DESCRIPTION OF THE TASK
Copy each line that has the string "habits" somewhere in it.
_ _ _ _ _
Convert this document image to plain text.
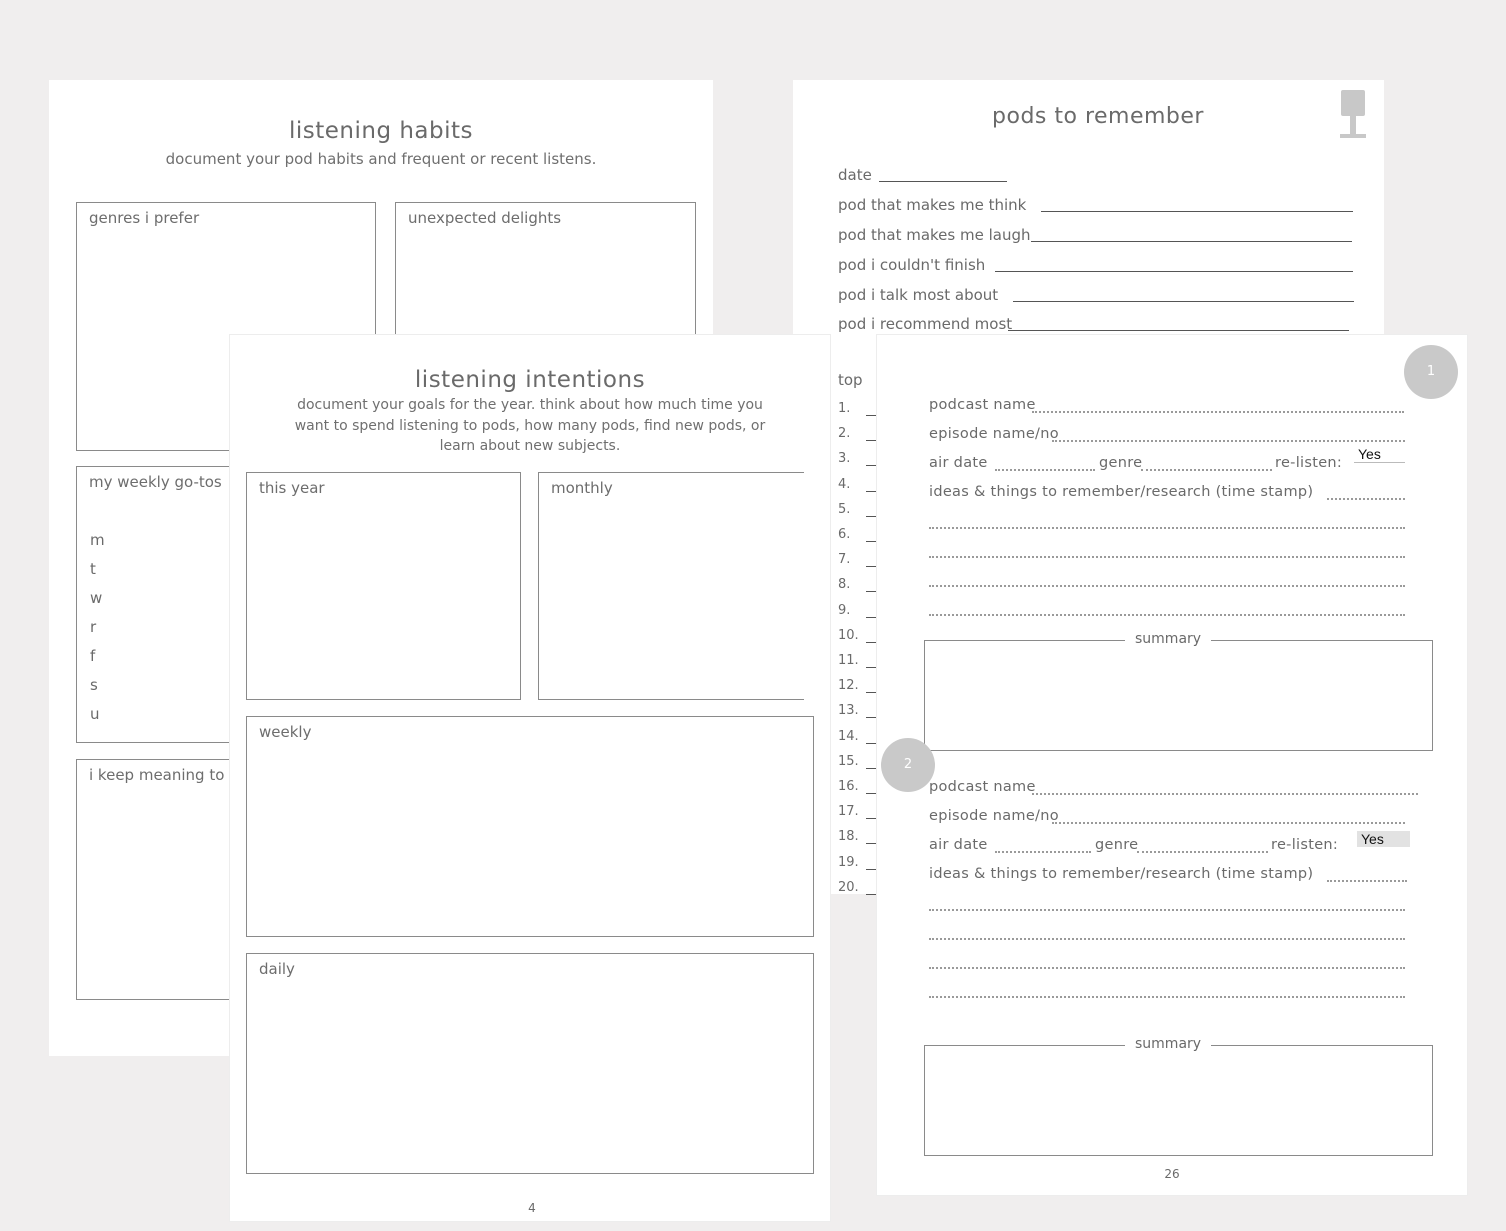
listening habits
document your pod habits and frequent or recent listens.
genres i prefer	unexpected delights
my weekly go-tos
m
t
w
r
f
s
u
i keep meaning to
pods to remember
date
pod that makes me think
pod that makes me laugh
pod i couldn't finish
pod i talk most about
pod i recommend most
top
1.
2.
3.
4.
5.
6.
7.
8.
9.
10.
11.
12.
13.
14.
15.
16.
17.
18.
19.
20.
listening intentions
document your goals for the year. think about how much time you
want to spend listening to pods, how many pods, find new pods, or
learn about new subjects.
this year	monthly
weekly
daily
4
1
podcast name
episode name/no
air date	genre	re-listen:
Yes
ideas & things to remember/research (time stamp)
summary
2
podcast name
episode name/no
air date	genre	re-listen: Yes
ideas & things to remember/research (time stamp)
summary
26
_ _ _ _ _
SOLUTION TO THE EXERCISE
listening habits
document your pod habits and frequent or recent listens.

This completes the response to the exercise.